DATA TO USE —
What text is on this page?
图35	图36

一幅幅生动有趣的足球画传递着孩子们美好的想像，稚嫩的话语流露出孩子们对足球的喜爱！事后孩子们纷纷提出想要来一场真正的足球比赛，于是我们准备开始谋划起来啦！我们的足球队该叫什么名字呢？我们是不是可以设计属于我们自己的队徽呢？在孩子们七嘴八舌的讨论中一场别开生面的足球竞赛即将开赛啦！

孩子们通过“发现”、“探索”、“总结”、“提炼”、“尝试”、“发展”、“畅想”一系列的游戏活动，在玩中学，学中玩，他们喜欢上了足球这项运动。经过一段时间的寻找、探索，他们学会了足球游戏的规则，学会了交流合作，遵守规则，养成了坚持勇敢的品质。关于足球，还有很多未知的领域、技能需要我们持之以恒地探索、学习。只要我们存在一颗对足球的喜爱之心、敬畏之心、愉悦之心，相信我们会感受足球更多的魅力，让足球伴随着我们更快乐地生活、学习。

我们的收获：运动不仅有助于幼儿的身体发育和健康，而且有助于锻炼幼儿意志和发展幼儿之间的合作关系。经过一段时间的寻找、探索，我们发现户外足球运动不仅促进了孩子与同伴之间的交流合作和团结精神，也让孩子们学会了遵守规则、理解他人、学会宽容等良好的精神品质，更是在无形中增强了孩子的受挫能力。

BRIEF — Using the listing above, show every line that includes the string "经过一段时间的寻找".

SOLUTION FOR THIS PROBLEM —
孩子们通过“发现”、“探索”、“总结”、“提炼”、“尝试”、“发展”、“畅想”一系列的游戏活动，在玩中学，学中玩，他们喜欢上了足球这项运动。经过一段时间的寻找、探索，他们学会了足球游戏的规则，学会了交流合作，遵守规则，养成了坚持勇敢的品质。关于足球，还有很多未知的领域、技能需要我们持之以恒地探索、学习。只要我们存在一颗对足球的喜爱之心、敬畏之心、愉悦之心，相信我们会感受足球更多的魅力，让足球伴随着我们更快乐地生活、学习。
我们的收获：运动不仅有助于幼儿的身体发育和健康，而且有助于锻炼幼儿意志和发展幼儿之间的合作关系。经过一段时间的寻找、探索，我们发现户外足球运动不仅促进了孩子与同伴之间的交流合作和团结精神，也让孩子们学会了遵守规则、理解他人、学会宽容等良好的精神品质，更是在无形中增强了孩子的受挫能力。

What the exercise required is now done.